> [WHAT YOU WILL DO] Take each line containing the word "name" and copy it.

> [DATASET RECORDS]
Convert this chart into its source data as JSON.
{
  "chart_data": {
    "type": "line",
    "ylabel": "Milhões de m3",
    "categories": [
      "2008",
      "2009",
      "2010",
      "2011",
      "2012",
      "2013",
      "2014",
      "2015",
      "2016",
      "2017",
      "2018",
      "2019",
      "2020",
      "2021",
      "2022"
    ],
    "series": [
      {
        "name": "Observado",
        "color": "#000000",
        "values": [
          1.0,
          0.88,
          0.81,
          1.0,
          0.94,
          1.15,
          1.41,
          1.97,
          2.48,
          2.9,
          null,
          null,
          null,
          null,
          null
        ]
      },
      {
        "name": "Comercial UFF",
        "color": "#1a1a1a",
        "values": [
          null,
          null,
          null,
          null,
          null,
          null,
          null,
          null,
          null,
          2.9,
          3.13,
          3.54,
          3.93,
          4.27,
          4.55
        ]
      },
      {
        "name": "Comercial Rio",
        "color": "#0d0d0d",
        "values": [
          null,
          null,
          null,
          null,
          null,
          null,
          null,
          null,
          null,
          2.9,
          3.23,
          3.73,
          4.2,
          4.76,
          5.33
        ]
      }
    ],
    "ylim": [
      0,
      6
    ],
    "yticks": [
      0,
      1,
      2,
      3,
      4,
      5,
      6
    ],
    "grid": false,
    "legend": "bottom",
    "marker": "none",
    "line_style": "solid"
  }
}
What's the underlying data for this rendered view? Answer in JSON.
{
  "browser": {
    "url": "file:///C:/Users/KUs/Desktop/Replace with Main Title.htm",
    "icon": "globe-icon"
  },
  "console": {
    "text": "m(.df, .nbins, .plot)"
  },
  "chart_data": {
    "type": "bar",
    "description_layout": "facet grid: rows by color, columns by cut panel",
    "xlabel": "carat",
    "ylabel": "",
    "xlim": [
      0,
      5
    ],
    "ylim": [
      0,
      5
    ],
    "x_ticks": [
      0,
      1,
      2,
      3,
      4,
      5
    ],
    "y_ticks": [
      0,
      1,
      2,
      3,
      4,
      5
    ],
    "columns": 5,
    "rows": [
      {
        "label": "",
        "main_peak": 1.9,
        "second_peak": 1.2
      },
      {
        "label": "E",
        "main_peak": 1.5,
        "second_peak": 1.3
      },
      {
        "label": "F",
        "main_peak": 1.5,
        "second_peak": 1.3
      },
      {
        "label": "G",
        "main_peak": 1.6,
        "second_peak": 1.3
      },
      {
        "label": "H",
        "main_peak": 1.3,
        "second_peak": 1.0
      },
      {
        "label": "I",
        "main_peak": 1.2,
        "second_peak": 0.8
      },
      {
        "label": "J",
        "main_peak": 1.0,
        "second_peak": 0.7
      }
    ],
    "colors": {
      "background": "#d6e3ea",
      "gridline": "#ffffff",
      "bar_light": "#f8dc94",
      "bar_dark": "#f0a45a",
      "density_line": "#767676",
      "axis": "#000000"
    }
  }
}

> [COMPLETE OUTPUT]
        "name": "Observado",
        "name": "Comercial UFF",
        "name": "Comercial Rio",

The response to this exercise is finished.